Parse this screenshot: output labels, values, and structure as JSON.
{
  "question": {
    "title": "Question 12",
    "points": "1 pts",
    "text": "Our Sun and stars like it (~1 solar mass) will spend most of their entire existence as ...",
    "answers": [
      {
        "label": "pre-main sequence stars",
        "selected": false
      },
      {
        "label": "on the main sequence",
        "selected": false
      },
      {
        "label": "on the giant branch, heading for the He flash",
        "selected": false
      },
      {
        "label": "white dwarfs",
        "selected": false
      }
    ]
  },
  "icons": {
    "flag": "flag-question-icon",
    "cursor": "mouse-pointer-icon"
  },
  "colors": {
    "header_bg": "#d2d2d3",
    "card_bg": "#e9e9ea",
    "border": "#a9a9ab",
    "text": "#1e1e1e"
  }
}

════

What to produce: Gather each line in the entries above where the string "stars" is found.

Problem solution:
    "text": "Our Sun and stars like it (~1 solar mass) will spend most of their entire existence as ...",
        "label": "pre-main sequence stars",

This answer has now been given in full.